* [Data]
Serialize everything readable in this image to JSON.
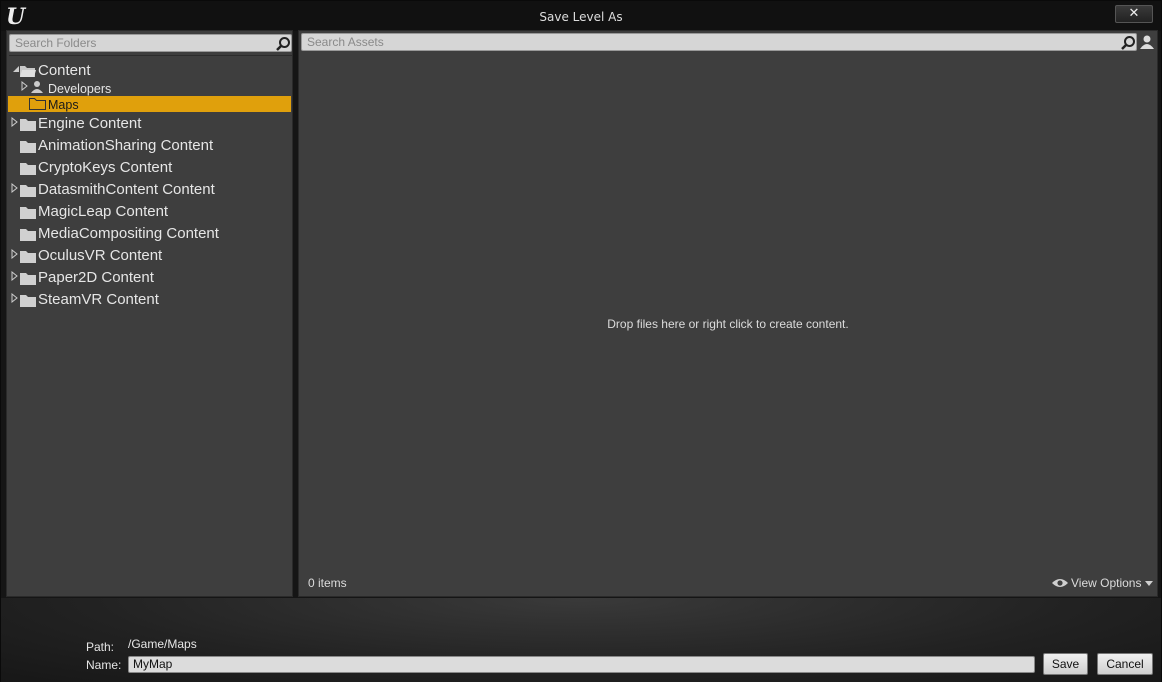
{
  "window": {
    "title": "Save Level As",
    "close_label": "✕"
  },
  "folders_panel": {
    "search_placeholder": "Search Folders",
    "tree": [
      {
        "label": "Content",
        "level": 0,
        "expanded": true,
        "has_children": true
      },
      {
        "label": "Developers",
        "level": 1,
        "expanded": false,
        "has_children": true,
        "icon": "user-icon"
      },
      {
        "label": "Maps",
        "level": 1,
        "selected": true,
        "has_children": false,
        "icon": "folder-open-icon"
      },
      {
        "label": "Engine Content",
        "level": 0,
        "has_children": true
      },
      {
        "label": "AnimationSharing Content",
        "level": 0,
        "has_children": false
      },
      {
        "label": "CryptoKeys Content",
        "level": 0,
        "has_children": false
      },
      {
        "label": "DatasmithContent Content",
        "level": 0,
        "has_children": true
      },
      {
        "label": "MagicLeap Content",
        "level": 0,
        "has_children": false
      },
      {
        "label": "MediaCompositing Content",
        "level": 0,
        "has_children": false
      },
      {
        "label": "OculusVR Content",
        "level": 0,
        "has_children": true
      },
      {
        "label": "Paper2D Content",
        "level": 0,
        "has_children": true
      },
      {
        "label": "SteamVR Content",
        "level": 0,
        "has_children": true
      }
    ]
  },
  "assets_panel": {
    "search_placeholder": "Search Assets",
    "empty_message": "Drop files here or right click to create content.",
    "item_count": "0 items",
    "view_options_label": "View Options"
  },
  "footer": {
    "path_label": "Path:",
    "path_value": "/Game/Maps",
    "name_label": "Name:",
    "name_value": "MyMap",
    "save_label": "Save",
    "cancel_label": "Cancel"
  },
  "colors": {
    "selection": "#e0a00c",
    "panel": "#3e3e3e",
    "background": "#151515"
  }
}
--
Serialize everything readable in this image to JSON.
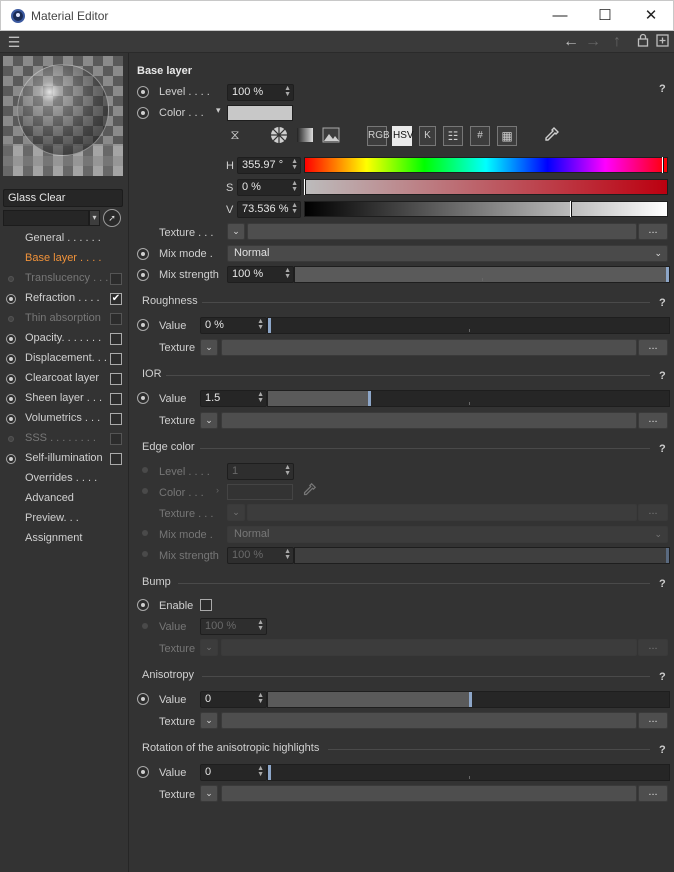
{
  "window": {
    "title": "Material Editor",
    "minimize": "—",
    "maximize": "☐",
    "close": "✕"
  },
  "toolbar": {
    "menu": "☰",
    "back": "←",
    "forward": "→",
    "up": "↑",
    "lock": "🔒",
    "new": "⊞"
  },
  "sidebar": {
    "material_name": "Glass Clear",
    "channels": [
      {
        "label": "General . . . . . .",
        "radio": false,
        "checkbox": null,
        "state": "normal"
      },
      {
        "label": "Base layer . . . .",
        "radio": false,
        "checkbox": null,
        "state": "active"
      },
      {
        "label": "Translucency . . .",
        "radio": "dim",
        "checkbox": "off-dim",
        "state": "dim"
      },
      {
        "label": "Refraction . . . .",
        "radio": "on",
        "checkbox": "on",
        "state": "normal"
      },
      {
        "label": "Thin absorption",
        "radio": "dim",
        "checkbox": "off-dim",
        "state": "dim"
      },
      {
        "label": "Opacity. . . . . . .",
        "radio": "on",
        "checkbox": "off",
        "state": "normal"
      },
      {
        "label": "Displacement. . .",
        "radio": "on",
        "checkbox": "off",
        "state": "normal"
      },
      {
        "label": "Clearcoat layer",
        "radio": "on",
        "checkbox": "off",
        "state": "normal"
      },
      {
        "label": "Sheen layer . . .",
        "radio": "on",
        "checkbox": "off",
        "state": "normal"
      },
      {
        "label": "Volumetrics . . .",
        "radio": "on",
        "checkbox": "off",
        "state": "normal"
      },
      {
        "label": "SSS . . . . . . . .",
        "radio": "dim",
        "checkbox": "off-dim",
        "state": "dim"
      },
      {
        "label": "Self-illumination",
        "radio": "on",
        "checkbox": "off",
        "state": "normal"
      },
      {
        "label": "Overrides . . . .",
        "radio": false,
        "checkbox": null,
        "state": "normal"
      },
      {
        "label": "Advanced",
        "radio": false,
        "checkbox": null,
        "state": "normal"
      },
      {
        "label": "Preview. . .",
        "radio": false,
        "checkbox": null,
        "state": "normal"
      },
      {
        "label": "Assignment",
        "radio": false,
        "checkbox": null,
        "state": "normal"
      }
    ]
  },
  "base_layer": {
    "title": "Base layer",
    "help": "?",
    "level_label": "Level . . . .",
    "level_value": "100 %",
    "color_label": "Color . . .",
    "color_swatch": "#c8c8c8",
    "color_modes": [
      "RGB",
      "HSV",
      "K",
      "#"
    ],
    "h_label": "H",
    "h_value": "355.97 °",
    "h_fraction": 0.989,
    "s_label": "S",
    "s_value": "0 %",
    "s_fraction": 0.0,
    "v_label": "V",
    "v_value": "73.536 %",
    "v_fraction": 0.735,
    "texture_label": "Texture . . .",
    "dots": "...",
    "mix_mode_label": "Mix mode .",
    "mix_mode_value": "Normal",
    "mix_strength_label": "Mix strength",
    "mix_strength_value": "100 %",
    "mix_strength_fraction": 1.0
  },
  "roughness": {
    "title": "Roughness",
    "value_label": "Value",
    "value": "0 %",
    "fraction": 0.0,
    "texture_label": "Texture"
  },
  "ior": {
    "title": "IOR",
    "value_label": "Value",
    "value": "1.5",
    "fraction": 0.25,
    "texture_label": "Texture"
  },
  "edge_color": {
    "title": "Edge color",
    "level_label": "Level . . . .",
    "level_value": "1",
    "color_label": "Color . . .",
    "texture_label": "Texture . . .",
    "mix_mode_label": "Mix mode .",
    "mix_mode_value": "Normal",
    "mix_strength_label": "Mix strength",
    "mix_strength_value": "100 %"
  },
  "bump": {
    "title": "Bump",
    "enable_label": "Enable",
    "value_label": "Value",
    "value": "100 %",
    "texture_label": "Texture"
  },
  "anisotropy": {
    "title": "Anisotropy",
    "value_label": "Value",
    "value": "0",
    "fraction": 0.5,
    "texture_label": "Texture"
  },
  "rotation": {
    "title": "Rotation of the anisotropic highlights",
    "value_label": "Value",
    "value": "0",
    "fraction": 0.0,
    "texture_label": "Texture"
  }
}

* [What the task requires] Find the string "title" in the entries above and return each line that holds it.

* [Response to the task]
    "title": "Save Level As",
    "title": "Material Editor",
    "title": "Base layer",
    "title": "Roughness",
    "title": "IOR",
    "title": "Edge color",
    "title": "Bump",
    "title": "Anisotropy",
    "title": "Rotation of the anisotropic highlights",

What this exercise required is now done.